TASK BRIEF |
Pull out every line below holding the word "Điểm".

[Saved data entries]
= = = =

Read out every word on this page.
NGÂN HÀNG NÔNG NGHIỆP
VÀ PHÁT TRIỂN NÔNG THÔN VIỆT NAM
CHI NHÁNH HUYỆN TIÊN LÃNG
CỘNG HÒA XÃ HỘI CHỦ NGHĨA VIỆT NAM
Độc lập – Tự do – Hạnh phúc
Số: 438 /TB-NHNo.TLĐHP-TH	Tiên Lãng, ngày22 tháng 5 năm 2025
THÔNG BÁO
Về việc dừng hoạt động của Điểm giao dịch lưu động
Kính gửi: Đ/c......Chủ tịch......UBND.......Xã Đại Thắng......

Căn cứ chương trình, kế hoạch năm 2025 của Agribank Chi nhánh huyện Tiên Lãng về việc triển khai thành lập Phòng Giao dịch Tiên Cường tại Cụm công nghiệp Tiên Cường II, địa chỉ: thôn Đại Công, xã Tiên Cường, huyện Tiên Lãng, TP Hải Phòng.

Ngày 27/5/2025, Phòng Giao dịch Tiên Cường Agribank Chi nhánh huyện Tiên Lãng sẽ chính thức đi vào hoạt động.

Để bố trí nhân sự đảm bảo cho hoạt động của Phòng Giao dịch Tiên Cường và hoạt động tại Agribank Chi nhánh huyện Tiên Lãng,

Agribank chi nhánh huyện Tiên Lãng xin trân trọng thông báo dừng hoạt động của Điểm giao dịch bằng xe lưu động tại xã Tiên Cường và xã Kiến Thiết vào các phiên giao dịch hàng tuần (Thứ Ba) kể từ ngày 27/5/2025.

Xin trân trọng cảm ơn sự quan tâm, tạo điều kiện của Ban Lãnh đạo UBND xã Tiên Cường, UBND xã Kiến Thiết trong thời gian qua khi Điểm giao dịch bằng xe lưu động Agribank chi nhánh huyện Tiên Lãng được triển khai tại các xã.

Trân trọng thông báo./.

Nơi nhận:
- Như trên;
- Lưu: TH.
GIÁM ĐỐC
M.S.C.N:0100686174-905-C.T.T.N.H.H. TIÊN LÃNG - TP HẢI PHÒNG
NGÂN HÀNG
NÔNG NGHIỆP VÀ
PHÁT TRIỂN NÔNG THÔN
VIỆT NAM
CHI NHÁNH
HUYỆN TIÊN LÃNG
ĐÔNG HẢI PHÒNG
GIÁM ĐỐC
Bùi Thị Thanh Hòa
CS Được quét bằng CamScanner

= = = =

SOLUTION TO THIS TASK |
Về việc dừng hoạt động của Điểm giao dịch lưu động
Agribank chi nhánh huyện Tiên Lãng xin trân trọng thông báo dừng hoạt động của Điểm giao dịch bằng xe lưu động tại xã Tiên Cường và xã Kiến Thiết vào các phiên giao dịch hàng tuần (Thứ Ba) kể từ ngày 27/5/2025.
Xin trân trọng cảm ơn sự quan tâm, tạo điều kiện của Ban Lãnh đạo UBND xã Tiên Cường, UBND xã Kiến Thiết trong thời gian qua khi Điểm giao dịch bằng xe lưu động Agribank chi nhánh huyện Tiên Lãng được triển khai tại các xã.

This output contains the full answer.